Pull every line of the entries that has the word "content".

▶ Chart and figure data
----------

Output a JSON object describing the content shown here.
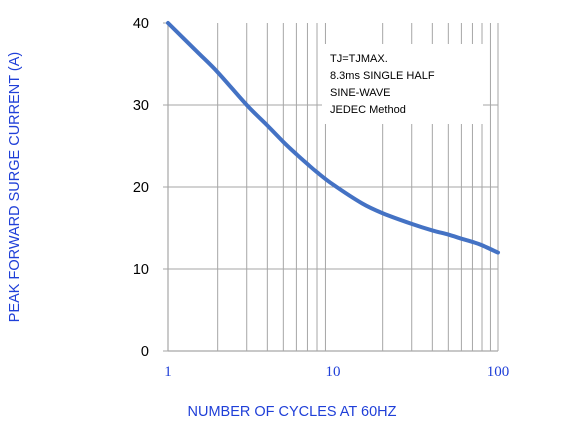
{
  "chart_data": {
    "type": "line",
    "xlabel": "NUMBER OF CYCLES AT 60HZ",
    "ylabel": "PEAK FORWARD SURGE CURRENT (A)",
    "x_scale": "log",
    "xlim": [
      1,
      100
    ],
    "ylim": [
      0,
      40
    ],
    "x_ticks": [
      "1",
      "10",
      "100"
    ],
    "y_ticks": [
      "0",
      "10",
      "20",
      "30",
      "40"
    ],
    "grid": true,
    "annotation": [
      "TJ=TJMAX.",
      "8.3ms SINGLE HALF",
      "SINE-WAVE",
      "JEDEC Method"
    ],
    "series": [
      {
        "color": "#4472c4",
        "x": [
          1,
          1.5,
          2,
          3,
          4,
          5,
          6,
          7,
          8,
          10,
          15,
          20,
          30,
          40,
          50,
          60,
          70,
          80,
          100
        ],
        "y": [
          40,
          36.5,
          34,
          30,
          27.5,
          25.5,
          24,
          22.8,
          21.8,
          20.3,
          18,
          16.8,
          15.5,
          14.7,
          14.2,
          13.7,
          13.3,
          12.9,
          12
        ]
      }
    ]
  }
}
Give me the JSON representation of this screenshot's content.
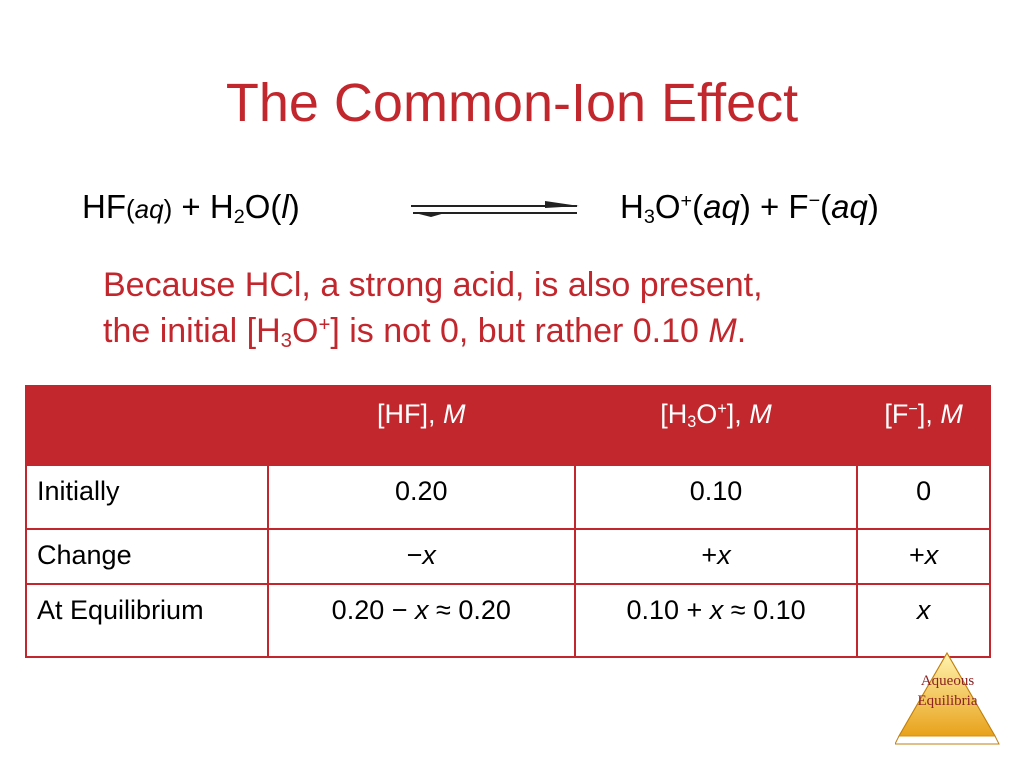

----------

▶ Solution to this exercise
Output a JSON object describing the content shown here.
Give me the JSON representation of this screenshot's content.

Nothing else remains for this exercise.